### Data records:
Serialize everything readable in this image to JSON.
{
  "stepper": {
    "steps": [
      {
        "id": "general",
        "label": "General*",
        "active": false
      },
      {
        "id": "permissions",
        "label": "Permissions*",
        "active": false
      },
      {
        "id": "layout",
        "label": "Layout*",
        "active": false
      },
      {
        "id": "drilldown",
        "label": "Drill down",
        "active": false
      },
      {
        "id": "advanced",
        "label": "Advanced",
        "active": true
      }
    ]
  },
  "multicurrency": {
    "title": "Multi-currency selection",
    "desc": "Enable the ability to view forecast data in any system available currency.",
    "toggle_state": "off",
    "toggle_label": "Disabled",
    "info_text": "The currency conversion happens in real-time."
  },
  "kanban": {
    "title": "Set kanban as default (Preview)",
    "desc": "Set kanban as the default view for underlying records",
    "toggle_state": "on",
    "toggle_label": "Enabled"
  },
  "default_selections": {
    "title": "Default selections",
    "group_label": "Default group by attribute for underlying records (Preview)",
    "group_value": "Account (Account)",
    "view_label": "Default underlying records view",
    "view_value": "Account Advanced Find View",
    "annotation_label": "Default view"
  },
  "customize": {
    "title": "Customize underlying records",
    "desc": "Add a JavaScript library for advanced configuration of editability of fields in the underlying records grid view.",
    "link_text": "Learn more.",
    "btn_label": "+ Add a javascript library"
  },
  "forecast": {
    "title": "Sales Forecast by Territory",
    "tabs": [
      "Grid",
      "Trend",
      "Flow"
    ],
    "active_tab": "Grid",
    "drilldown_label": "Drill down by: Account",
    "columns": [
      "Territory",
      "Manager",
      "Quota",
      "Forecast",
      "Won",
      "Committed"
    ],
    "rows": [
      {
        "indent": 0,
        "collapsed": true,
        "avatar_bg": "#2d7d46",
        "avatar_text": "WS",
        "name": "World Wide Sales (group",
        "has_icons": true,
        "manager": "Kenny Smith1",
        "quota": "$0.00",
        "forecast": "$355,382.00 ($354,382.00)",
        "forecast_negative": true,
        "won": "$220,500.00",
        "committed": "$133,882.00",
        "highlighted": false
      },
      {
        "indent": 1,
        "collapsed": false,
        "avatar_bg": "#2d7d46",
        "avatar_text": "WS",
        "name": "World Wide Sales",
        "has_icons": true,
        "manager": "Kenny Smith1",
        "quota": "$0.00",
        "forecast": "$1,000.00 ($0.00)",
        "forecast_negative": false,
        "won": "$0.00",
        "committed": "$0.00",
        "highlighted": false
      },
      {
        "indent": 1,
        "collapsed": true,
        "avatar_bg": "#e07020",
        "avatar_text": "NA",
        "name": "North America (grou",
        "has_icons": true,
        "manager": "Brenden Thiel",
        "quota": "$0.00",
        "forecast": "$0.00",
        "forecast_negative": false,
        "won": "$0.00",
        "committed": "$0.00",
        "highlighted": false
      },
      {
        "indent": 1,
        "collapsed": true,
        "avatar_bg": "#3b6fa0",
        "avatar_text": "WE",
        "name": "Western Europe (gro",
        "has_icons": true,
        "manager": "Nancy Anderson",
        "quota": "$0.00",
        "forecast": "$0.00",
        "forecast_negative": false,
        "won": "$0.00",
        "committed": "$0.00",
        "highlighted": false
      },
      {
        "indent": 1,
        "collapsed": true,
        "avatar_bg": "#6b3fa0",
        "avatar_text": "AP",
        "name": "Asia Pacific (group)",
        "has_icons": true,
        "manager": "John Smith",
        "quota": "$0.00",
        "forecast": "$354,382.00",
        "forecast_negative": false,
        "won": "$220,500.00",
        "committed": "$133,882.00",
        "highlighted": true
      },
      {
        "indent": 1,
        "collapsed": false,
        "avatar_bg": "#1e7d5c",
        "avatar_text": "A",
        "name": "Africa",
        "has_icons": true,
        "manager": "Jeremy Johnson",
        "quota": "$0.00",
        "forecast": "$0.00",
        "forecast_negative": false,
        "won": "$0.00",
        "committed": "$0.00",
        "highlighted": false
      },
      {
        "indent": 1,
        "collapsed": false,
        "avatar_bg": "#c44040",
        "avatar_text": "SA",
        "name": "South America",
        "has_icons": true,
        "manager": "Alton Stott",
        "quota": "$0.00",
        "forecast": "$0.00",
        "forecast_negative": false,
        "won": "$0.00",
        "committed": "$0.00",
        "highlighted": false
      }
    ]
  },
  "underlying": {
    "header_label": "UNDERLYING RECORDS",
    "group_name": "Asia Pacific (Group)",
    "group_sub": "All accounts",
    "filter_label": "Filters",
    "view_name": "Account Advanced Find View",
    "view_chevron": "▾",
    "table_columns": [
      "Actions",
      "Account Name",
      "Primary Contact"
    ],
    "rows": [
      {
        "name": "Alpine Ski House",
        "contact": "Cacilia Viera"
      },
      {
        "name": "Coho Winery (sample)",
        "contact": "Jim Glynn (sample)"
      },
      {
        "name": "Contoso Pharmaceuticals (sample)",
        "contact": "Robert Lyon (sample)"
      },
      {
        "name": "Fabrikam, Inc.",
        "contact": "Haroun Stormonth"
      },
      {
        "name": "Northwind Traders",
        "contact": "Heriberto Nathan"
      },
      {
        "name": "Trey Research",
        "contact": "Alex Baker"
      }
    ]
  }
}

### Exercise:
From the records above, extract every line exactly as it stands.

### Written response:
Serialize everything readable in this image to JSON.
{
  "stepper": {
    "steps": [
      {
        "id": "general",
        "label": "General*",
        "active": false
      },
      {
        "id": "permissions",
        "label": "Permissions*",
        "active": false
      },
      {
        "id": "layout",
        "label": "Layout*",
        "active": false
      },
      {
        "id": "drilldown",
        "label": "Drill down",
        "active": false
      },
      {
        "id": "advanced",
        "label": "Advanced",
        "active": true
      }
    ]
  },
  "multicurrency": {
    "title": "Multi-currency selection",
    "desc": "Enable the ability to view forecast data in any system available currency.",
    "toggle_state": "off",
    "toggle_label": "Disabled",
    "info_text": "The currency conversion happens in real-time."
  },
  "kanban": {
    "title": "Set kanban as default (Preview)",
    "desc": "Set kanban as the default view for underlying records",
    "toggle_state": "on",
    "toggle_label": "Enabled"
  },
  "default_selections": {
    "title": "Default selections",
    "group_label": "Default group by attribute for underlying records (Preview)",
    "group_value": "Account (Account)",
    "view_label": "Default underlying records view",
    "view_value": "Account Advanced Find View",
    "annotation_label": "Default view"
  },
  "customize": {
    "title": "Customize underlying records",
    "desc": "Add a JavaScript library for advanced configuration of editability of fields in the underlying records grid view.",
    "link_text": "Learn more.",
    "btn_label": "+ Add a javascript library"
  },
  "forecast": {
    "title": "Sales Forecast by Territory",
    "tabs": [
      "Grid",
      "Trend",
      "Flow"
    ],
    "active_tab": "Grid",
    "drilldown_label": "Drill down by: Account",
    "columns": [
      "Territory",
      "Manager",
      "Quota",
      "Forecast",
      "Won",
      "Committed"
    ],
    "rows": [
      {
        "indent": 0,
        "collapsed": true,
        "avatar_bg": "#2d7d46",
        "avatar_text": "WS",
        "name": "World Wide Sales (group",
        "has_icons": true,
        "manager": "Kenny Smith1",
        "quota": "$0.00",
        "forecast": "$355,382.00 ($354,382.00)",
        "forecast_negative": true,
        "won": "$220,500.00",
        "committed": "$133,882.00",
        "highlighted": false
      },
      {
        "indent": 1,
        "collapsed": false,
        "avatar_bg": "#2d7d46",
        "avatar_text": "WS",
        "name": "World Wide Sales",
        "has_icons": true,
        "manager": "Kenny Smith1",
        "quota": "$0.00",
        "forecast": "$1,000.00 ($0.00)",
        "forecast_negative": false,
        "won": "$0.00",
        "committed": "$0.00",
        "highlighted": false
      },
      {
        "indent": 1,
        "collapsed": true,
        "avatar_bg": "#e07020",
        "avatar_text": "NA",
        "name": "North America (grou",
        "has_icons": true,
        "manager": "Brenden Thiel",
        "quota": "$0.00",
        "forecast": "$0.00",
        "forecast_negative": false,
        "won": "$0.00",
        "committed": "$0.00",
        "highlighted": false
      },
      {
        "indent": 1,
        "collapsed": true,
        "avatar_bg": "#3b6fa0",
        "avatar_text": "WE",
        "name": "Western Europe (gro",
        "has_icons": true,
        "manager": "Nancy Anderson",
        "quota": "$0.00",
        "forecast": "$0.00",
        "forecast_negative": false,
        "won": "$0.00",
        "committed": "$0.00",
        "highlighted": false
      },
      {
        "indent": 1,
        "collapsed": true,
        "avatar_bg": "#6b3fa0",
        "avatar_text": "AP",
        "name": "Asia Pacific (group)",
        "has_icons": true,
        "manager": "John Smith",
        "quota": "$0.00",
        "forecast": "$354,382.00",
        "forecast_negative": false,
        "won": "$220,500.00",
        "committed": "$133,882.00",
        "highlighted": true
      },
      {
        "indent": 1,
        "collapsed": false,
        "avatar_bg": "#1e7d5c",
        "avatar_text": "A",
        "name": "Africa",
        "has_icons": true,
        "manager": "Jeremy Johnson",
        "quota": "$0.00",
        "forecast": "$0.00",
        "forecast_negative": false,
        "won": "$0.00",
        "committed": "$0.00",
        "highlighted": false
      },
      {
        "indent": 1,
        "collapsed": false,
        "avatar_bg": "#c44040",
        "avatar_text": "SA",
        "name": "South America",
        "has_icons": true,
        "manager": "Alton Stott",
        "quota": "$0.00",
        "forecast": "$0.00",
        "forecast_negative": false,
        "won": "$0.00",
        "committed": "$0.00",
        "highlighted": false
      }
    ]
  },
  "underlying": {
    "header_label": "UNDERLYING RECORDS",
    "group_name": "Asia Pacific (Group)",
    "group_sub": "All accounts",
    "filter_label": "Filters",
    "view_name": "Account Advanced Find View",
    "view_chevron": "▾",
    "table_columns": [
      "Actions",
      "Account Name",
      "Primary Contact"
    ],
    "rows": [
      {
        "name": "Alpine Ski House",
        "contact": "Cacilia Viera"
      },
      {
        "name": "Coho Winery (sample)",
        "contact": "Jim Glynn (sample)"
      },
      {
        "name": "Contoso Pharmaceuticals (sample)",
        "contact": "Robert Lyon (sample)"
      },
      {
        "name": "Fabrikam, Inc.",
        "contact": "Haroun Stormonth"
      },
      {
        "name": "Northwind Traders",
        "contact": "Heriberto Nathan"
      },
      {
        "name": "Trey Research",
        "contact": "Alex Baker"
      }
    ]
  }
}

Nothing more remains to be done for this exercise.